Goal of the exercise: Your task is to transcribe all of the data below exactly, omitting the images.
>> Begin Recorded data
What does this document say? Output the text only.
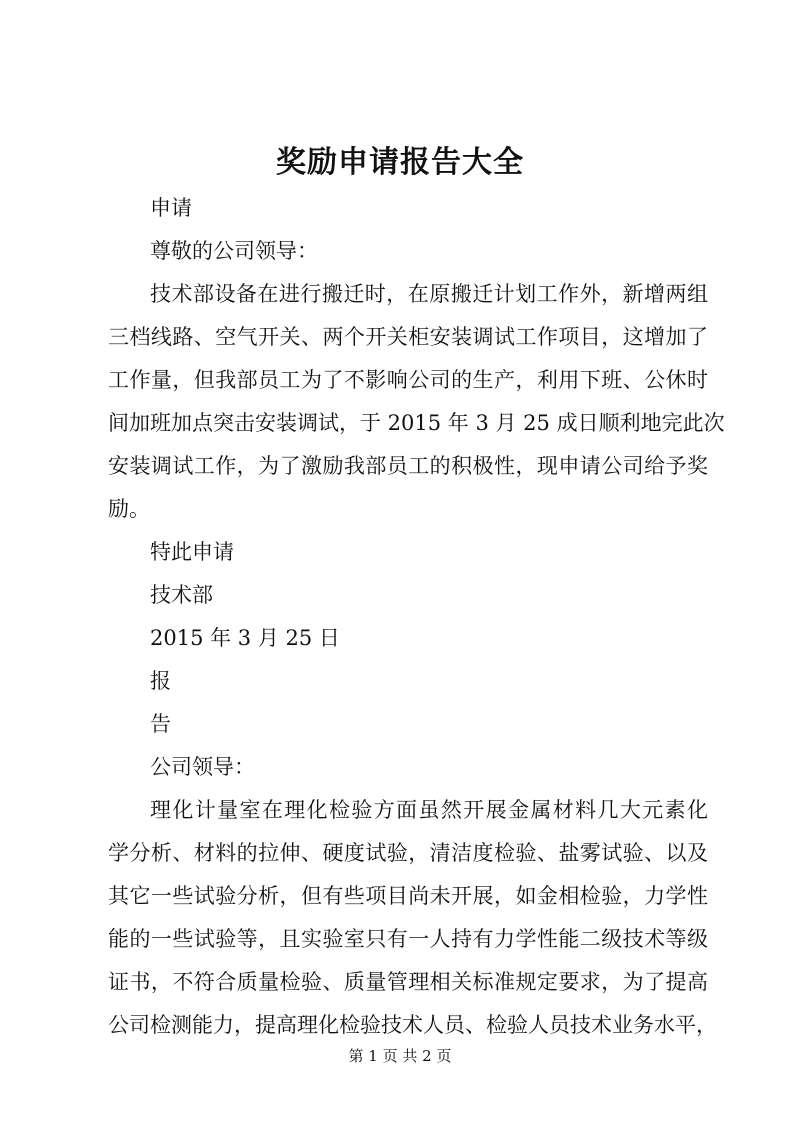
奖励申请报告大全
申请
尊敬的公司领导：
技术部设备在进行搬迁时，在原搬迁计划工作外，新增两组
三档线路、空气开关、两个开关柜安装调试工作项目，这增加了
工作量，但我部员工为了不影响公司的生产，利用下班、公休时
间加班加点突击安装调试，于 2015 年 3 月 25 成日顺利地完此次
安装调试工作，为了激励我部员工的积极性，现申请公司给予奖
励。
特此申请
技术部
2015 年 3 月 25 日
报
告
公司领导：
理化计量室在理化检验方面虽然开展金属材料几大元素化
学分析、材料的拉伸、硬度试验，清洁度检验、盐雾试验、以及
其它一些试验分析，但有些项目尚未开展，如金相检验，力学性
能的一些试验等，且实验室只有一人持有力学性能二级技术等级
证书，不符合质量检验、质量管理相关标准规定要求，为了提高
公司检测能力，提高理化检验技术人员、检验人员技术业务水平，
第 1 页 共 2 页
>> End Recorded data
Answer to the exercise:
What does this document say? Output the text only.
奖励申请报告大全
申请
尊敬的公司领导：
技术部设备在进行搬迁时，在原搬迁计划工作外，新增两组
三档线路、空气开关、两个开关柜安装调试工作项目，这增加了
工作量，但我部员工为了不影响公司的生产，利用下班、公休时
间加班加点突击安装调试，于 2015 年 3 月 25 成日顺利地完此次
安装调试工作，为了激励我部员工的积极性，现申请公司给予奖
励。
特此申请
技术部
2015 年 3 月 25 日
报
告
公司领导：
理化计量室在理化检验方面虽然开展金属材料几大元素化
学分析、材料的拉伸、硬度试验，清洁度检验、盐雾试验、以及
其它一些试验分析，但有些项目尚未开展，如金相检验，力学性
能的一些试验等，且实验室只有一人持有力学性能二级技术等级
证书，不符合质量检验、质量管理相关标准规定要求，为了提高
公司检测能力，提高理化检验技术人员、检验人员技术业务水平，
第 1 页 共 2 页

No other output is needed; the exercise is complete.